## [Stated goal]
Copy the records below, from the line containing "Read the values" through the last line; leave out pictures.

## [Records from a data source]

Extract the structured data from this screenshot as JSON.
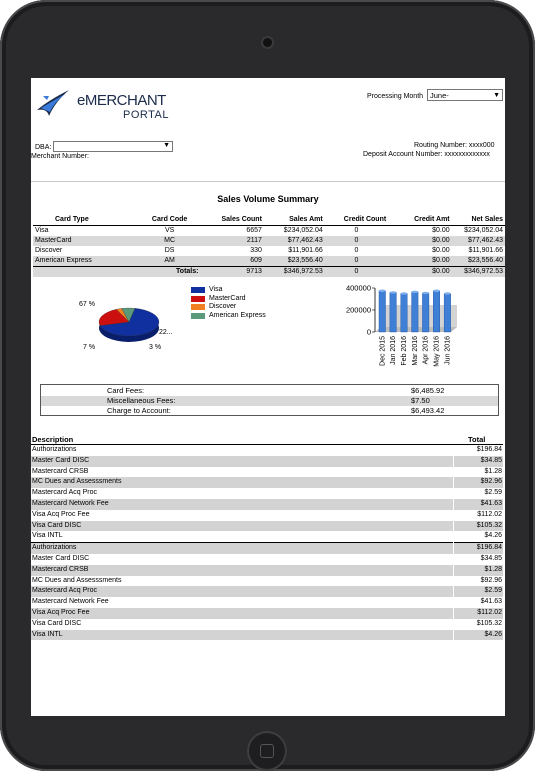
{
  "header": {
    "logo_text1": "eMERCHANT",
    "logo_text2": "PORTAL",
    "processing_month_label": "Processing Month",
    "processing_month_value": "June-",
    "dba_label": "DBA:",
    "merchant_number_label": "Merchant Number:",
    "routing_number_label": "Routing Number: xxxx000",
    "deposit_account_label": "Deposit Account Number: xxxxxxxxxxxxx"
  },
  "summary": {
    "title": "Sales Volume Summary",
    "columns": [
      "Card Type",
      "Card Code",
      "Sales Count",
      "Sales Amt",
      "Credit Count",
      "Credit Amt",
      "Net Sales"
    ],
    "rows": [
      [
        "Visa",
        "VS",
        "6657",
        "$234,052.04",
        "0",
        "$0.00",
        "$234,052.04"
      ],
      [
        "MasterCard",
        "MC",
        "2117",
        "$77,462.43",
        "0",
        "$0.00",
        "$77,462.43"
      ],
      [
        "Discover",
        "DS",
        "330",
        "$11,901.66",
        "0",
        "$0.00",
        "$11,901.66"
      ],
      [
        "American Express",
        "AM",
        "609",
        "$23,556.40",
        "0",
        "$0.00",
        "$23,556.40"
      ]
    ],
    "totals": [
      "Totals:",
      "9713",
      "$346,972.53",
      "0",
      "$0.00",
      "$346,972.53"
    ]
  },
  "chart_data": [
    {
      "type": "pie",
      "labels": [
        "Visa",
        "MasterCard",
        "Discover",
        "American Express"
      ],
      "values": [
        67,
        22,
        3,
        7
      ],
      "data_labels": [
        "67 %",
        "22...",
        "3 %",
        "7 %"
      ],
      "legend": [
        "Visa",
        "MasterCard",
        "Discover",
        "American Express"
      ],
      "colors": [
        "#1030a0",
        "#cc1010",
        "#f08020",
        "#5a9a7a"
      ]
    },
    {
      "type": "bar",
      "categories": [
        "Dec 2015",
        "Jan 2016",
        "Feb 2016",
        "Mar 2016",
        "Apr 2016",
        "May 2016",
        "Jun 2016"
      ],
      "values": [
        375000,
        360000,
        350000,
        365000,
        355000,
        375000,
        350000
      ],
      "yticks": [
        "400000",
        "200000",
        "0"
      ],
      "ylim": [
        0,
        400000
      ],
      "color": "#3f7fd6"
    }
  ],
  "fees": [
    {
      "label": "Card Fees:",
      "value": "$6,485.92"
    },
    {
      "label": "Miscellaneous Fees:",
      "value": "$7.50"
    },
    {
      "label": "Charge to Account:",
      "value": "$6,493.42"
    }
  ],
  "details": {
    "columns": [
      "Description",
      "Total"
    ],
    "rows": [
      [
        "Authorizations",
        "$196.84"
      ],
      [
        "Master Card DISC",
        "$34.85"
      ],
      [
        "Mastercard CRSB",
        "$1.28"
      ],
      [
        "MC Dues and Assesssments",
        "$92.96"
      ],
      [
        "Mastercard Acq Proc",
        "$2.59"
      ],
      [
        "Mastercard Network Fee",
        "$41.63"
      ],
      [
        "Visa Acq Proc Fee",
        "$112.02"
      ],
      [
        "Visa Card DISC",
        "$105.32"
      ],
      [
        "Visa INTL",
        "$4.26"
      ],
      [
        "Authorizations",
        "$196.84"
      ],
      [
        "Master Card DISC",
        "$34.85"
      ],
      [
        "Mastercard CRSB",
        "$1.28"
      ],
      [
        "MC Dues and Assesssments",
        "$92.96"
      ],
      [
        "Mastercard Acq Proc",
        "$2.59"
      ],
      [
        "Mastercard Network Fee",
        "$41.63"
      ],
      [
        "Visa Acq Proc Fee",
        "$112.02"
      ],
      [
        "Visa Card DISC",
        "$105.32"
      ],
      [
        "Visa INTL",
        "$4.26"
      ]
    ]
  }
}
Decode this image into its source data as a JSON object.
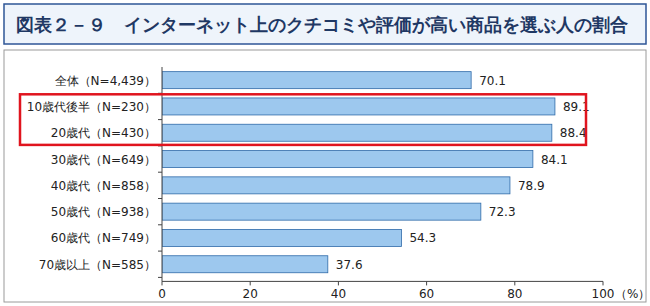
{
  "chart_data": {
    "type": "bar",
    "orientation": "horizontal",
    "title": "図表２－９　インターネット上のクチコミや評価が高い商品を選ぶ人の割合",
    "categories": [
      "全体（N=4,439）",
      "10歳代後半（N=230）",
      "20歳代（N=430）",
      "30歳代（N=649）",
      "40歳代（N=858）",
      "50歳代（N=938）",
      "60歳代（N=749）",
      "70歳以上（N=585）"
    ],
    "values": [
      70.1,
      89.1,
      88.4,
      84.1,
      78.9,
      72.3,
      54.3,
      37.6
    ],
    "color": "#9dc8ee",
    "xlim": [
      0,
      100
    ],
    "xticks": [
      0,
      20,
      40,
      60,
      80,
      100
    ],
    "x_label": "（%）",
    "data_labels": true,
    "grid": false
  }
}
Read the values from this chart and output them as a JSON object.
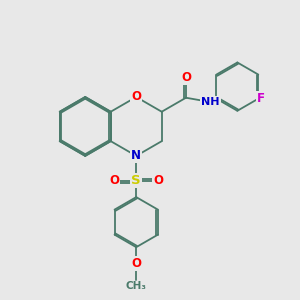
{
  "background_color": "#e8e8e8",
  "bond_color": "#4a7a6a",
  "atom_colors": {
    "O": "#ff0000",
    "N": "#0000cc",
    "S": "#cccc00",
    "F": "#cc00cc",
    "H": "#557777",
    "C": "#4a7a6a"
  },
  "font_size": 8.5,
  "line_width": 1.3,
  "figsize": [
    3.0,
    3.0
  ],
  "dpi": 100
}
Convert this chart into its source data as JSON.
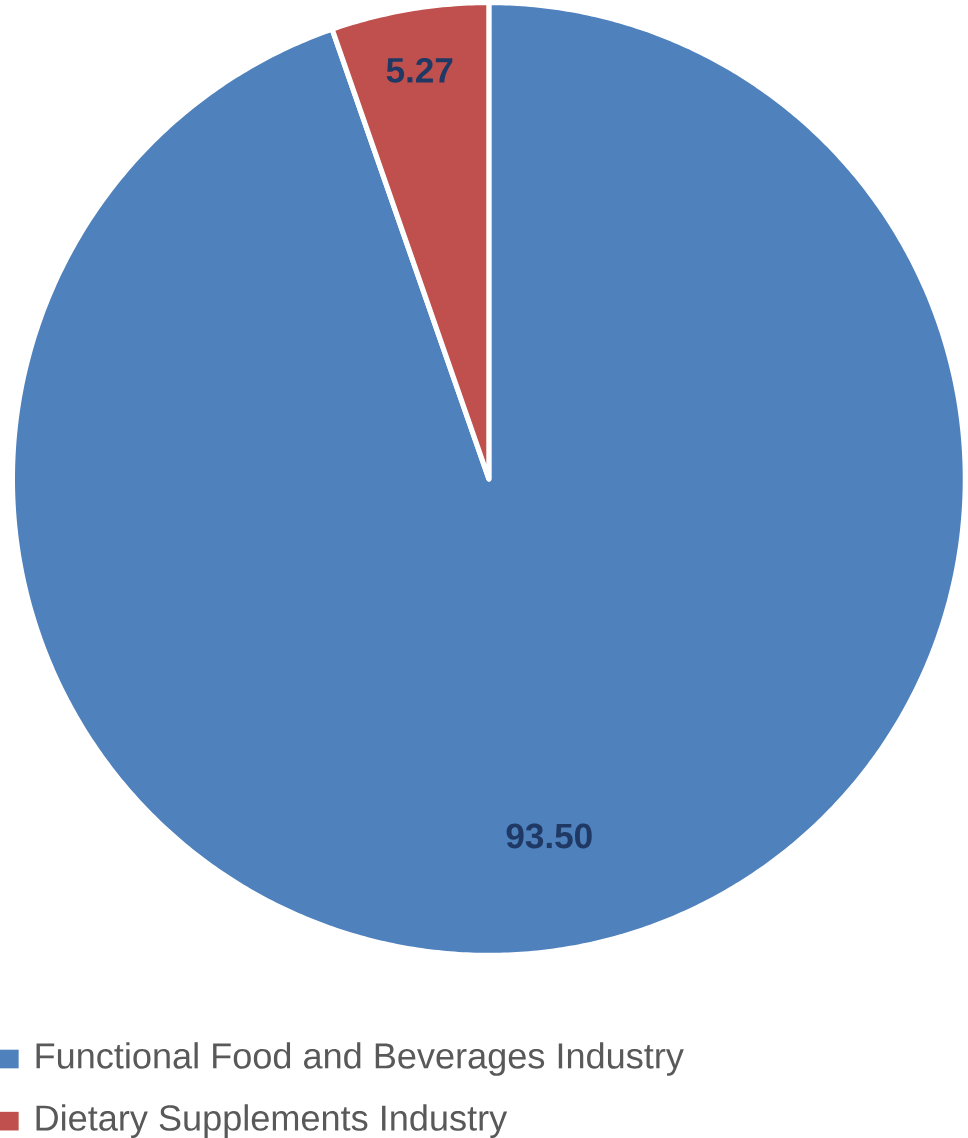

## [Solution for this task]
Read the values from this chart and output them as a JSON object.
{
  "background_color": "#e8e8e8",
  "bond_color": "#4a7a6a",
  "atom_colors": {
    "O": "#ff0000",
    "N": "#0000cc",
    "S": "#cccc00",
    "F": "#cc00cc",
    "H": "#557777",
    "C": "#4a7a6a"
  },
  "font_size": 8.5,
  "line_width": 1.3,
  "figsize": [
    3.0,
    3.0
  ],
  "dpi": 100
}
Convert this chart into its source data as JSON.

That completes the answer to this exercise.